___ Record excerpts

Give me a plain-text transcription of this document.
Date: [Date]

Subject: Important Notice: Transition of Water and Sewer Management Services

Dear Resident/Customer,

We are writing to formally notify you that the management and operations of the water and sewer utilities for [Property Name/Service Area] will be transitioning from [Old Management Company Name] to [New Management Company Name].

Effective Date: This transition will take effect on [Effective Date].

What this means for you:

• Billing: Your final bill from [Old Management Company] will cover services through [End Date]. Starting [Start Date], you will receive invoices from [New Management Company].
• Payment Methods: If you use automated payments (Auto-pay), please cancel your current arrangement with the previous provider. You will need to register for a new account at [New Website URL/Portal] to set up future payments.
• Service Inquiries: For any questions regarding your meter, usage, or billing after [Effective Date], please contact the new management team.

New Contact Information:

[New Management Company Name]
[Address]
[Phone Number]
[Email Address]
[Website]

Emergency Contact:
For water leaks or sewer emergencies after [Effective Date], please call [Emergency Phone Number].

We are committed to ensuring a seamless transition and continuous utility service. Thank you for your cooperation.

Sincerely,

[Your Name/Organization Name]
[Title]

______
___ Record excerpts

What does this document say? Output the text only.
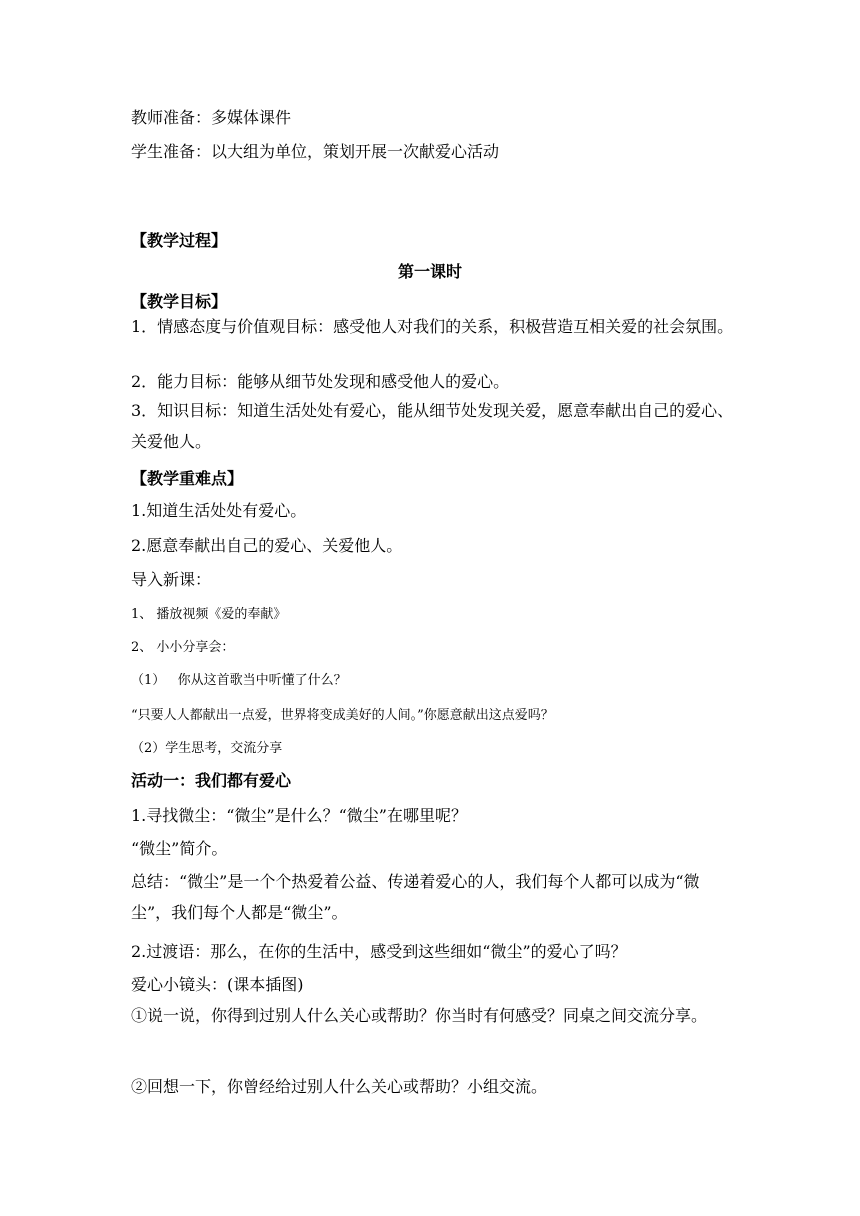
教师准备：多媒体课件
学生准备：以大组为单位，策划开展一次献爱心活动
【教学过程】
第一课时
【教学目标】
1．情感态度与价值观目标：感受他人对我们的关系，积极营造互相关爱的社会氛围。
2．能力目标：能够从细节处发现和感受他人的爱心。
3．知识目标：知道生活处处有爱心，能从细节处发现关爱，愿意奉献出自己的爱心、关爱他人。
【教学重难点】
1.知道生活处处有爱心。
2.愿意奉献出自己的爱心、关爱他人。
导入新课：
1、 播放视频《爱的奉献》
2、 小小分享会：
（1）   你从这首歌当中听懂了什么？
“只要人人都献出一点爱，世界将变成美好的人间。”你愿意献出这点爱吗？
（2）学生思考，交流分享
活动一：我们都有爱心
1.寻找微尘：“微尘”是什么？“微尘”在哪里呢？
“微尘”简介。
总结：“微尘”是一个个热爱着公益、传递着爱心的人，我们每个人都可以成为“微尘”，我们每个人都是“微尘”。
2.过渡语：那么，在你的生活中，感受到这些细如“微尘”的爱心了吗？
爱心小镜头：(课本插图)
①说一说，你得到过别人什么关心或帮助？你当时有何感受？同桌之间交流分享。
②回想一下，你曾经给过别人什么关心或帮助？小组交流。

______
___ Record excerpts

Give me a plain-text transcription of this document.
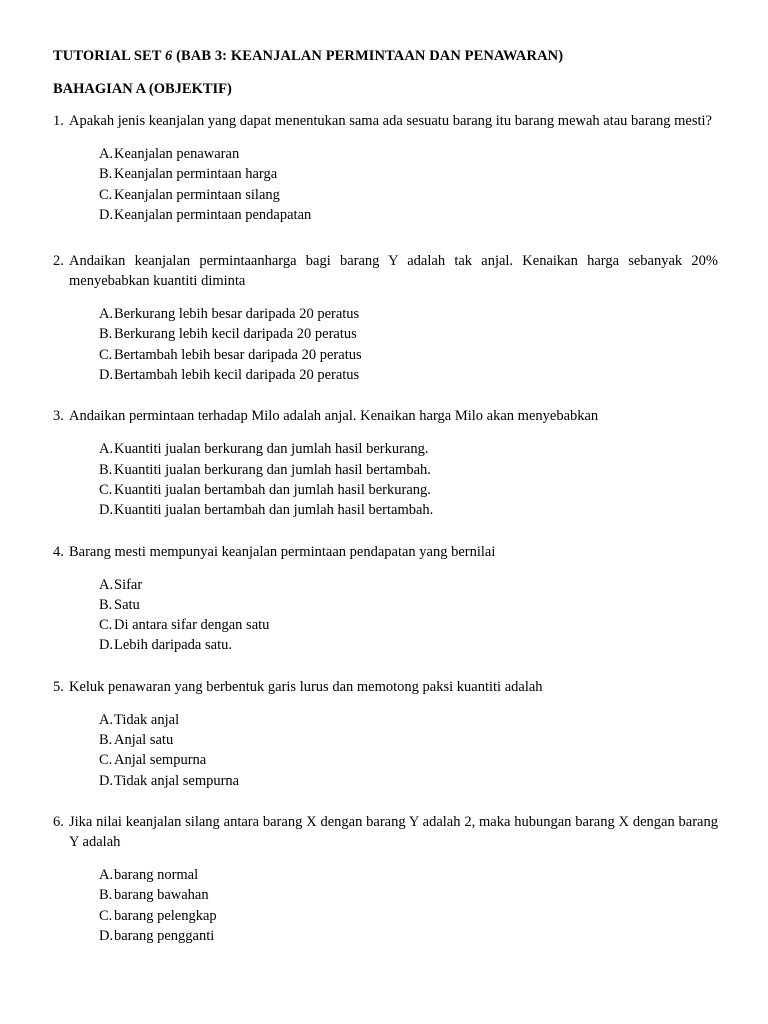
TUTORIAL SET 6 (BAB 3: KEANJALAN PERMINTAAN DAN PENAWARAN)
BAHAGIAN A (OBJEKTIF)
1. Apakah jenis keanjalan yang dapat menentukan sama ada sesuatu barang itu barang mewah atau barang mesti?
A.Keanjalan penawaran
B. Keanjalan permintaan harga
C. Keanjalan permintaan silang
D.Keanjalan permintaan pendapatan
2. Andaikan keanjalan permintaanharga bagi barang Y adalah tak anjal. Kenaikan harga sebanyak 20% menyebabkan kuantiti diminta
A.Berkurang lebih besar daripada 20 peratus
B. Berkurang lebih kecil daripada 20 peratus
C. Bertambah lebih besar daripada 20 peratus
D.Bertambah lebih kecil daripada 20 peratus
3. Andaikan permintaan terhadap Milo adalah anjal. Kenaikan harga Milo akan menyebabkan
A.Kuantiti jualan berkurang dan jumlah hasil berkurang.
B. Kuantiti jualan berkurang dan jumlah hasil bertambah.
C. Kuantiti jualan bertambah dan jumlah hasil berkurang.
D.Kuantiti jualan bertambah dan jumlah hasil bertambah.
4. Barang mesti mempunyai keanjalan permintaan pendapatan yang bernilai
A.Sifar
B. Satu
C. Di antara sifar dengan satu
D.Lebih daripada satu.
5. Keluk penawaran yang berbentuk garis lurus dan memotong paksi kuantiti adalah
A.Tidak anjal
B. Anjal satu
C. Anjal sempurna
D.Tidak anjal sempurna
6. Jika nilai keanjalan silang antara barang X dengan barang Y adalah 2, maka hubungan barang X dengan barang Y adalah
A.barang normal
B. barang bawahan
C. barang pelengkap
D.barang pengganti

______

■ Written problem
Copy each line in the data that holds the word "jumlah".

■ Written solution
A.Kuantiti jualan berkurang dan jumlah hasil berkurang.
B. Kuantiti jualan berkurang dan jumlah hasil bertambah.
C. Kuantiti jualan bertambah dan jumlah hasil berkurang.
D.Kuantiti jualan bertambah dan jumlah hasil bertambah.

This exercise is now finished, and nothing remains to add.